=== Excerpted data ===
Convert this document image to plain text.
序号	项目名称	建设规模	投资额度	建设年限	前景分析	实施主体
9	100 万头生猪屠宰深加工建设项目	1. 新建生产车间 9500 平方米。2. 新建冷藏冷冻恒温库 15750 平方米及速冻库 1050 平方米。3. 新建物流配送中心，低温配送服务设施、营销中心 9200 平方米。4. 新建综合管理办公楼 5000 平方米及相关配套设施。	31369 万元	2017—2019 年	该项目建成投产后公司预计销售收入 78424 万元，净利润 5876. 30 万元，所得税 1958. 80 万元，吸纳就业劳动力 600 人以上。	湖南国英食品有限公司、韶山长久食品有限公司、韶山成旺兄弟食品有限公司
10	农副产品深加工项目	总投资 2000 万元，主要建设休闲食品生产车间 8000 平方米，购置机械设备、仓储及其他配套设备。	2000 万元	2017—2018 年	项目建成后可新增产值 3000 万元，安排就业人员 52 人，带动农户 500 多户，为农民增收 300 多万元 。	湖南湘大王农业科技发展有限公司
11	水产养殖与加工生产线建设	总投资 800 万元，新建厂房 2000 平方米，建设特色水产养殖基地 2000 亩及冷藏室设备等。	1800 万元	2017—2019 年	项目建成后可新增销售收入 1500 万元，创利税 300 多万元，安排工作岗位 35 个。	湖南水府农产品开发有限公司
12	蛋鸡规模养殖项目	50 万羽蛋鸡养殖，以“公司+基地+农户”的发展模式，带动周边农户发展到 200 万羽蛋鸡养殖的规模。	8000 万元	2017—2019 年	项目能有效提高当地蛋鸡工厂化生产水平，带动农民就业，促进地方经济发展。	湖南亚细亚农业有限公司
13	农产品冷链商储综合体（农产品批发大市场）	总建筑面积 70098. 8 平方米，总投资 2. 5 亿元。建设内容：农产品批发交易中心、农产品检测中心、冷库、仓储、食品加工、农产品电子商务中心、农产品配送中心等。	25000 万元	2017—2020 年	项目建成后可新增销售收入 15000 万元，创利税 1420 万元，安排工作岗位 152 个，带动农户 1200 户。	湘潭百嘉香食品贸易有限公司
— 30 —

=== Requirement ===
Find the word "安排工作岗位" and list each line it appears in.

=== Exercise result ===
11	水产养殖与加工生产线建设	总投资 800 万元，新建厂房 2000 平方米，建设特色水产养殖基地 2000 亩及冷藏室设备等。	1800 万元	2017—2019 年	项目建成后可新增销售收入 1500 万元，创利税 300 多万元，安排工作岗位 35 个。	湖南水府农产品开发有限公司
13	农产品冷链商储综合体（农产品批发大市场）	总建筑面积 70098. 8 平方米，总投资 2. 5 亿元。建设内容：农产品批发交易中心、农产品检测中心、冷库、仓储、食品加工、农产品电子商务中心、农产品配送中心等。	25000 万元	2017—2020 年	项目建成后可新增销售收入 15000 万元，创利税 1420 万元，安排工作岗位 152 个，带动农户 1200 户。	湘潭百嘉香食品贸易有限公司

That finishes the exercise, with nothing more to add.